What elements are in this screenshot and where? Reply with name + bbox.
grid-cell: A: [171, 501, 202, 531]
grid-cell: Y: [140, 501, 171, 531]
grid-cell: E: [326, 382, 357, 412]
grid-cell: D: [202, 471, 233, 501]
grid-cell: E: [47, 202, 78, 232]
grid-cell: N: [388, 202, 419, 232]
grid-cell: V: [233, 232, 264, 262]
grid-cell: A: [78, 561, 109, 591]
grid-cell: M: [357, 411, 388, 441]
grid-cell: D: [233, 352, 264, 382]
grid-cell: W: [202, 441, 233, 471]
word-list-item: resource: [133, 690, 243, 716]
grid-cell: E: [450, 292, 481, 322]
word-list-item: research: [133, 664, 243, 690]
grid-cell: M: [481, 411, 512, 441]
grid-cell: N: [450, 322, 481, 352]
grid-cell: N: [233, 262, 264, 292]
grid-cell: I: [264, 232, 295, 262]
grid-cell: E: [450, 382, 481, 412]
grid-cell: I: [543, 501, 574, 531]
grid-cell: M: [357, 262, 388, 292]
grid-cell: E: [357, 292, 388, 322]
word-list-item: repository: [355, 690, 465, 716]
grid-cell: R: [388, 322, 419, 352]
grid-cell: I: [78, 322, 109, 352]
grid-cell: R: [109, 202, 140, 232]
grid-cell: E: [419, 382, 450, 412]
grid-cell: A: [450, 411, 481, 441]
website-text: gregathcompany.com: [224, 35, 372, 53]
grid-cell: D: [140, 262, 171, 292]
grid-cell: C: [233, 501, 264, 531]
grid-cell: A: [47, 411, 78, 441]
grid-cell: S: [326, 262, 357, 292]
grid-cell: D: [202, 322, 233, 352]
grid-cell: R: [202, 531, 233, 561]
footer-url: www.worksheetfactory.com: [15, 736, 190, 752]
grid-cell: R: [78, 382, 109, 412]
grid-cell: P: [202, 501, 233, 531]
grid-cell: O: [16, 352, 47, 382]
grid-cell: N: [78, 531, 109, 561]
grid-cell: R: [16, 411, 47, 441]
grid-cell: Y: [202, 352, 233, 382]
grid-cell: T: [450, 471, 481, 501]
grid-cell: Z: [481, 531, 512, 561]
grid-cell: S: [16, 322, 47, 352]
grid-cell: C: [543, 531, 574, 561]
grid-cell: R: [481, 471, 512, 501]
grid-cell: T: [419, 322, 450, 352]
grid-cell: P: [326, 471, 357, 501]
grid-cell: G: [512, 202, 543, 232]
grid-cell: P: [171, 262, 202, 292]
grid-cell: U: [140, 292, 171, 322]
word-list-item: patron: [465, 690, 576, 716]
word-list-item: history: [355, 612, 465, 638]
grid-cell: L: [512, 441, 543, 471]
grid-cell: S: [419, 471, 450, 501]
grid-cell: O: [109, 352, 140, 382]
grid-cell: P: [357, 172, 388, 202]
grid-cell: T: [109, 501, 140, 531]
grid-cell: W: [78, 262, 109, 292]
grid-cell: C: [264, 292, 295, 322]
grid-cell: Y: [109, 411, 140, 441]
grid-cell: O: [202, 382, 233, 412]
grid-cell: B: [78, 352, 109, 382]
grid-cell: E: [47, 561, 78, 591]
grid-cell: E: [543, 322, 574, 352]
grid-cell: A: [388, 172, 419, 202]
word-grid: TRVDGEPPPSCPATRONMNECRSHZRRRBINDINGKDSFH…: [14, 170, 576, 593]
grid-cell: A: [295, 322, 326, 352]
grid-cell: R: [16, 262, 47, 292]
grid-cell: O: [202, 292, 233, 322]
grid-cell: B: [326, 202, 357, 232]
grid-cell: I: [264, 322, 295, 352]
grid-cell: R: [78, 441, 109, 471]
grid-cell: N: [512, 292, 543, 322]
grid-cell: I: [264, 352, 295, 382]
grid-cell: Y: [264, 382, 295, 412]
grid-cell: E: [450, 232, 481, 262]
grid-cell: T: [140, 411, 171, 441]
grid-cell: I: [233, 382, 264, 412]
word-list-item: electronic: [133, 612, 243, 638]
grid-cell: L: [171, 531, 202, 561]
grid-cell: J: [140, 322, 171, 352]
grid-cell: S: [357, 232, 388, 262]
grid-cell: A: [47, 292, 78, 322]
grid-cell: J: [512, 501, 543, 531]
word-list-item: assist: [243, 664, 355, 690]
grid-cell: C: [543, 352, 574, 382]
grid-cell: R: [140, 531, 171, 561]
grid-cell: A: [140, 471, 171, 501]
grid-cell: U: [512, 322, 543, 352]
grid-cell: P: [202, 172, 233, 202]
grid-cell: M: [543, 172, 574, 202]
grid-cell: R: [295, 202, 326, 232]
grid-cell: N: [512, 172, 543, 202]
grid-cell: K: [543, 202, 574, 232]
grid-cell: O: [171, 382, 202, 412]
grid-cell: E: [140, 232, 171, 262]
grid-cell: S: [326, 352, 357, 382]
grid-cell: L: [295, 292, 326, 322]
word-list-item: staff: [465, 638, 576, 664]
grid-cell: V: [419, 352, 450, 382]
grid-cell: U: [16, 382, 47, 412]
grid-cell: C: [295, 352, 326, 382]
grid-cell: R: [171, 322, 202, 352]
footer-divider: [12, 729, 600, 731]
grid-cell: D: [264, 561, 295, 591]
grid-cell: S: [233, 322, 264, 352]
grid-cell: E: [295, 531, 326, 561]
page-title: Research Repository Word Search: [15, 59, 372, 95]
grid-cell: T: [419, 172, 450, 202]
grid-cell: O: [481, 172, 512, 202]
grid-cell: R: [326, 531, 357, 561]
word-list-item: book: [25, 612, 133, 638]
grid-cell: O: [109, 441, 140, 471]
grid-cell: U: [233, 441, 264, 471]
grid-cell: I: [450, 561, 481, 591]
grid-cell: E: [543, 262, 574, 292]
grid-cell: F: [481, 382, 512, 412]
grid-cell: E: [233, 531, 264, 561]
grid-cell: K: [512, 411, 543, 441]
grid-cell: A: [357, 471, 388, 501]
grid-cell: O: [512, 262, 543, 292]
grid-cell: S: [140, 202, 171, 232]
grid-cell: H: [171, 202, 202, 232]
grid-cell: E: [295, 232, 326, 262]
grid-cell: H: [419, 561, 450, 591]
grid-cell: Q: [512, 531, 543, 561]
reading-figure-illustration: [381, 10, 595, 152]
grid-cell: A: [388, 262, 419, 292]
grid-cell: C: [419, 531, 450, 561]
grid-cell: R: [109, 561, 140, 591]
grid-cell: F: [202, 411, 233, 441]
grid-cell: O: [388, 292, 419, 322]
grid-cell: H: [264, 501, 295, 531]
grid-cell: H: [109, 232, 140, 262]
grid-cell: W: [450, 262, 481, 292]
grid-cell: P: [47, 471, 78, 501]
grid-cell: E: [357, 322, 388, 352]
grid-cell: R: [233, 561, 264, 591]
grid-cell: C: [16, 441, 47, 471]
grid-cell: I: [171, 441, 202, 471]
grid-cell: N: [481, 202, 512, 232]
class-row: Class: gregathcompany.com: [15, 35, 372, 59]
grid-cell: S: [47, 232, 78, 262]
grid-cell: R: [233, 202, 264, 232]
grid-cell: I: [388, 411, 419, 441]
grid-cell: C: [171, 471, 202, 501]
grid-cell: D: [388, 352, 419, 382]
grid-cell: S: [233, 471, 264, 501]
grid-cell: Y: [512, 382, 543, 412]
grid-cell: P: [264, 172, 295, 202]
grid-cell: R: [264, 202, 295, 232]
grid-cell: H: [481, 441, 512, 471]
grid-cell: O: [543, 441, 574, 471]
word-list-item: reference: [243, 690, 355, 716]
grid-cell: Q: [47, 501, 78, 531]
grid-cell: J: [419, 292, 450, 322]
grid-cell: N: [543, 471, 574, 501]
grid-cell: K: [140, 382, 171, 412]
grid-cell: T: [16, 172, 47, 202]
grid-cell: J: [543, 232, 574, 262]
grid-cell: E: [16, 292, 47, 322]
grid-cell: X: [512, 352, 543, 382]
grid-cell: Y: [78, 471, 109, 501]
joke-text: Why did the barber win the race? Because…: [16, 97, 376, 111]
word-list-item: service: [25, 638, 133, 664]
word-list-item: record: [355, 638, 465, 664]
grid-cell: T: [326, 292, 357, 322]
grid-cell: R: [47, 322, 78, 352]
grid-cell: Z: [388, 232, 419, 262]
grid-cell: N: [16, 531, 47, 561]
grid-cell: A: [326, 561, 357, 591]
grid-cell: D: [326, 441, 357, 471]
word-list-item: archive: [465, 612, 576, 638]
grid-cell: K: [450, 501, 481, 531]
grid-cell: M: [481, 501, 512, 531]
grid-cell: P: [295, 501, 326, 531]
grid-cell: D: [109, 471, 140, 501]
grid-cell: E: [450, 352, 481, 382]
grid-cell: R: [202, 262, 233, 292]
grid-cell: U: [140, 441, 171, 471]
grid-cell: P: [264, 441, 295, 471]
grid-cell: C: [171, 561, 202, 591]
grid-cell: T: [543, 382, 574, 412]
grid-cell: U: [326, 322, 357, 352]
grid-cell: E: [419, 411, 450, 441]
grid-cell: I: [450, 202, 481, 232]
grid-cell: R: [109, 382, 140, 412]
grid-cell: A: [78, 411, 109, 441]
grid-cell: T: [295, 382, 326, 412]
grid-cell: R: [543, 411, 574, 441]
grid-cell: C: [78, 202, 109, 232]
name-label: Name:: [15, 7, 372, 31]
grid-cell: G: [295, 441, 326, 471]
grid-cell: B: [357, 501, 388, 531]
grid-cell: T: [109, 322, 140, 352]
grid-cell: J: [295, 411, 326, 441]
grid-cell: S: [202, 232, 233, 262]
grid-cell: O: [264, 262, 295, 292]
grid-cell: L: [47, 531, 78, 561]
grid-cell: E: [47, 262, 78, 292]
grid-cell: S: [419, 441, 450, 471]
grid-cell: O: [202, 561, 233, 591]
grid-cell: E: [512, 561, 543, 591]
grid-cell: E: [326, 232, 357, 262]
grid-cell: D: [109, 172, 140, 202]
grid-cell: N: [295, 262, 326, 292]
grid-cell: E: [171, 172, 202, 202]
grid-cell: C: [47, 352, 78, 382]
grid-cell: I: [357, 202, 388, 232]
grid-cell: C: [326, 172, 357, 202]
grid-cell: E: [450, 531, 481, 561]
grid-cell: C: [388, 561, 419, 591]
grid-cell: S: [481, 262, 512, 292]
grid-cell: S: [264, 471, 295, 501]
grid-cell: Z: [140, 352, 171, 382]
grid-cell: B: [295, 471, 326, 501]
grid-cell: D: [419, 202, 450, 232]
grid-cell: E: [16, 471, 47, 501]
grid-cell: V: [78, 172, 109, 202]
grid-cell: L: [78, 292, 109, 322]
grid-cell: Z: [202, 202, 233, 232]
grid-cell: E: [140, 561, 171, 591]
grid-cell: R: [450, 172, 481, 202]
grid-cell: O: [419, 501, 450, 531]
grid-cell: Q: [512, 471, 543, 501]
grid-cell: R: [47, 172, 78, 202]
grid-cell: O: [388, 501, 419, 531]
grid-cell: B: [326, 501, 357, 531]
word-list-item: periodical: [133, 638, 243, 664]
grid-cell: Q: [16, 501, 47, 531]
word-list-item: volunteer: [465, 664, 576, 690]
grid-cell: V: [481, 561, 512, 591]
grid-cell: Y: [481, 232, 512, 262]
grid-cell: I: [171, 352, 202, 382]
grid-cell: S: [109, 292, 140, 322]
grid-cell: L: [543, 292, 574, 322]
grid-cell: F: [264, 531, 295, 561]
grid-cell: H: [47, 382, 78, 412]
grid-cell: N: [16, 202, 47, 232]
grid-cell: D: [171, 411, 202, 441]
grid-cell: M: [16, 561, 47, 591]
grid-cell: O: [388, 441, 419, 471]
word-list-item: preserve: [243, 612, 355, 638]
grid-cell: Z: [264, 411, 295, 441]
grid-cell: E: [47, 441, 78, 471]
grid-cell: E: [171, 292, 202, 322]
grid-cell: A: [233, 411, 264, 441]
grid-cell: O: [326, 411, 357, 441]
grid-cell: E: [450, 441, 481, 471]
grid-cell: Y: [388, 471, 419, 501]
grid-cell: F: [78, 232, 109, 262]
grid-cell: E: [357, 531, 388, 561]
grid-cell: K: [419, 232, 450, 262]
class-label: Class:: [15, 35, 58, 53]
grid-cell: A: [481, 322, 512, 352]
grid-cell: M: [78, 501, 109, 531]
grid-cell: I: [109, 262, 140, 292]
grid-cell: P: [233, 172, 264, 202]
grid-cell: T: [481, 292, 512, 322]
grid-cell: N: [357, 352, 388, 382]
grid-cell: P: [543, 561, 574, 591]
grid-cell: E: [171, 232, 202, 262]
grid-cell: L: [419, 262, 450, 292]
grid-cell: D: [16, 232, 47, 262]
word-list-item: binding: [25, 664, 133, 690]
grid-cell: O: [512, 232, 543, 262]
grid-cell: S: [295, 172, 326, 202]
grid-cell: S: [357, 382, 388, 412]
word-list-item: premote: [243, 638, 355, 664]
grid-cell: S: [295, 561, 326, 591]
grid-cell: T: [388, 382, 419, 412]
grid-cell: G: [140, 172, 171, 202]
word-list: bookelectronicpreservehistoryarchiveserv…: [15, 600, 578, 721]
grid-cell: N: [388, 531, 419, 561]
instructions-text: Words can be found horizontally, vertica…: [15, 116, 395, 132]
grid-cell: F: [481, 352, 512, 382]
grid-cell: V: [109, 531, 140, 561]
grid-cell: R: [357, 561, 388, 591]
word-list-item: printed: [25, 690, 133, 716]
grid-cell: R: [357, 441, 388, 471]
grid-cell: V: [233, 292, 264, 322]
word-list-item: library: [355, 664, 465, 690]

### What to produce
Write the rows above as a JSON list of strings, one string per line and blank lines left out, from the first row through the line containing "grid-cell: E: [450, 292, 481, 322]", including that line.

### Exercise output
[
  "What elements are in this screenshot and where? Reply with name + bbox.",
  "grid-cell: A: [171, 501, 202, 531]",
  "grid-cell: Y: [140, 501, 171, 531]",
  "grid-cell: E: [326, 382, 357, 412]",
  "grid-cell: D: [202, 471, 233, 501]",
  "grid-cell: E: [47, 202, 78, 232]",
  "grid-cell: N: [388, 202, 419, 232]",
  "grid-cell: V: [233, 232, 264, 262]",
  "grid-cell: A: [78, 561, 109, 591]",
  "grid-cell: M: [357, 411, 388, 441]",
  "grid-cell: D: [233, 352, 264, 382]",
  "grid-cell: W: [202, 441, 233, 471]",
  "word-list-item: resource: [133, 690, 243, 716]",
  "grid-cell: E: [450, 292, 481, 322]"
]